WHAT IS BEING ASKED
Select all lines with the string "让学习与兴趣齐飞" in them, and copy those lines.

==================================================

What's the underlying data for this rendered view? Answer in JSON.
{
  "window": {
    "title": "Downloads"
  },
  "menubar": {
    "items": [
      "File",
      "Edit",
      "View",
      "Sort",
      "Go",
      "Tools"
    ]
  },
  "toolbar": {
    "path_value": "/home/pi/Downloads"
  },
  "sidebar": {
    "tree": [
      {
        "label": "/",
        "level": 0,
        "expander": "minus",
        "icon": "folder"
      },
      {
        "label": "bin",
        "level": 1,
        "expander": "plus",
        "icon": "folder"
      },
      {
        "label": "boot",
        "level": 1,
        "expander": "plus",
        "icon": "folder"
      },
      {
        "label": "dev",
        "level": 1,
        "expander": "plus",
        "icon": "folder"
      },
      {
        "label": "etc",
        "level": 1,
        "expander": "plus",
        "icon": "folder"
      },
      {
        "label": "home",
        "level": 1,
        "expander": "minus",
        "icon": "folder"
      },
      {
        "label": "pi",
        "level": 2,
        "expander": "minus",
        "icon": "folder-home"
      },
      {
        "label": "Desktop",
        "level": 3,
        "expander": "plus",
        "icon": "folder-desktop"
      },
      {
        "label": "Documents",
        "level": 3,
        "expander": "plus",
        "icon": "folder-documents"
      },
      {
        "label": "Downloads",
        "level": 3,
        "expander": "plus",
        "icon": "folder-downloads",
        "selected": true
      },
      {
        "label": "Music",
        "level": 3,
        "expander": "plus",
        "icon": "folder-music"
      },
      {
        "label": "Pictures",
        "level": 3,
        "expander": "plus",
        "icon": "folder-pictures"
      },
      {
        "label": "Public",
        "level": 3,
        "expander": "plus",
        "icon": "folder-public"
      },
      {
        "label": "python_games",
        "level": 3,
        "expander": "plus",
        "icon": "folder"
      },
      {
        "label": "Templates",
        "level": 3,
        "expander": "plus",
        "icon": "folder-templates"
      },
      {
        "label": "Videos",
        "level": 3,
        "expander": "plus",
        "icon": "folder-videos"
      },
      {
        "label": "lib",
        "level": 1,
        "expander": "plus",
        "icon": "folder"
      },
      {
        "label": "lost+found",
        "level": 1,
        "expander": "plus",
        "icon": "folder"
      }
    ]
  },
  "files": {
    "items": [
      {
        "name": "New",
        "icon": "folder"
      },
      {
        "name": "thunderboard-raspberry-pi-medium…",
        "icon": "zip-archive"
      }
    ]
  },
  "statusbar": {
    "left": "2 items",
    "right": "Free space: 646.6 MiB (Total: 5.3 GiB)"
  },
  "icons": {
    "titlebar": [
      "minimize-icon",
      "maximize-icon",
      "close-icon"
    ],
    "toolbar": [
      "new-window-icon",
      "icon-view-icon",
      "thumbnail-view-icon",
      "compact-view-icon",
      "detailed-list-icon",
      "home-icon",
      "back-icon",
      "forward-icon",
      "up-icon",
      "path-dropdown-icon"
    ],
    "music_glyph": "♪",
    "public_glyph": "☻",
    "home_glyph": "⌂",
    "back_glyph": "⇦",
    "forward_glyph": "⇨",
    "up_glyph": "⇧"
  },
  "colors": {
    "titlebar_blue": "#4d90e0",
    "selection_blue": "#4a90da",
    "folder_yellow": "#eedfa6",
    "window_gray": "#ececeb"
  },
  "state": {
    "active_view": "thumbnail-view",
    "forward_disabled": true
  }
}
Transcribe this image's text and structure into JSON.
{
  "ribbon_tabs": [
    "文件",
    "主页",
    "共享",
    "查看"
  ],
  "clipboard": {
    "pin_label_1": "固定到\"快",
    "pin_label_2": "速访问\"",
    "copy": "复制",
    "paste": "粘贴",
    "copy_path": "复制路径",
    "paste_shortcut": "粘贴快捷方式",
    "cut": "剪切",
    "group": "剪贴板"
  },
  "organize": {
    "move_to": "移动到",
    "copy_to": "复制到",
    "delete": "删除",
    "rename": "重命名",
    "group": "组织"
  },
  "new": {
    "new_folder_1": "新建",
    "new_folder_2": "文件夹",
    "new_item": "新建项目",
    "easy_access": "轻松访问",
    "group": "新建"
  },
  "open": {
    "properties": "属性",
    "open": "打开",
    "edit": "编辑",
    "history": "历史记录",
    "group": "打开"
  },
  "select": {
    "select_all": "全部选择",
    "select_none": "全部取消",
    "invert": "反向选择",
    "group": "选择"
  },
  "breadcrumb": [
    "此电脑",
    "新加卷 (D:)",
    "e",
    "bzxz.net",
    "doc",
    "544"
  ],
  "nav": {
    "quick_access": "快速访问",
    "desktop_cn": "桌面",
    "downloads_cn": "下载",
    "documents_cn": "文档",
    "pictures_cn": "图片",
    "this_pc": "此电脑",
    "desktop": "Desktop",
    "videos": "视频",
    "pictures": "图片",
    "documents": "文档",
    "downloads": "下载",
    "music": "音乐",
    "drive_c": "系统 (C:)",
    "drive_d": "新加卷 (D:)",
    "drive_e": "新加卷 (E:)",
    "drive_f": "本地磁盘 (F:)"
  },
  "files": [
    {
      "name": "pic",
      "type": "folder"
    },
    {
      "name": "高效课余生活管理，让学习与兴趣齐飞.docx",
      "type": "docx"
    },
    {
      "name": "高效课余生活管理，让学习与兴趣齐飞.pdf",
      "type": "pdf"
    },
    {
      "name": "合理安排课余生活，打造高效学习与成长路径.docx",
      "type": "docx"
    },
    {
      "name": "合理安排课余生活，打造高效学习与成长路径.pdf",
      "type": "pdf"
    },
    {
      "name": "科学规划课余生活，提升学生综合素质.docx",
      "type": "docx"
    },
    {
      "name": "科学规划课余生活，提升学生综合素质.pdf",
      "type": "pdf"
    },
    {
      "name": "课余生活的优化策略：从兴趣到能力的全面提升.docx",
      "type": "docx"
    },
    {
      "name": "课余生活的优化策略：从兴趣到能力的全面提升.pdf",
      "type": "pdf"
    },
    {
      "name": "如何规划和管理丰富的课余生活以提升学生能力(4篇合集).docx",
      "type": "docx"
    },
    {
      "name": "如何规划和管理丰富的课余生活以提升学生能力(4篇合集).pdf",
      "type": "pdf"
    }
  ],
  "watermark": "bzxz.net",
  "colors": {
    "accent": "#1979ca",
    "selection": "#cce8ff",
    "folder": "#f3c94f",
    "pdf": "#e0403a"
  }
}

==================================================

SOLUTION TO THE EXERCISE
      "name": "高效课余生活管理，让学习与兴趣齐飞.docx",
      "name": "高效课余生活管理，让学习与兴趣齐飞.pdf",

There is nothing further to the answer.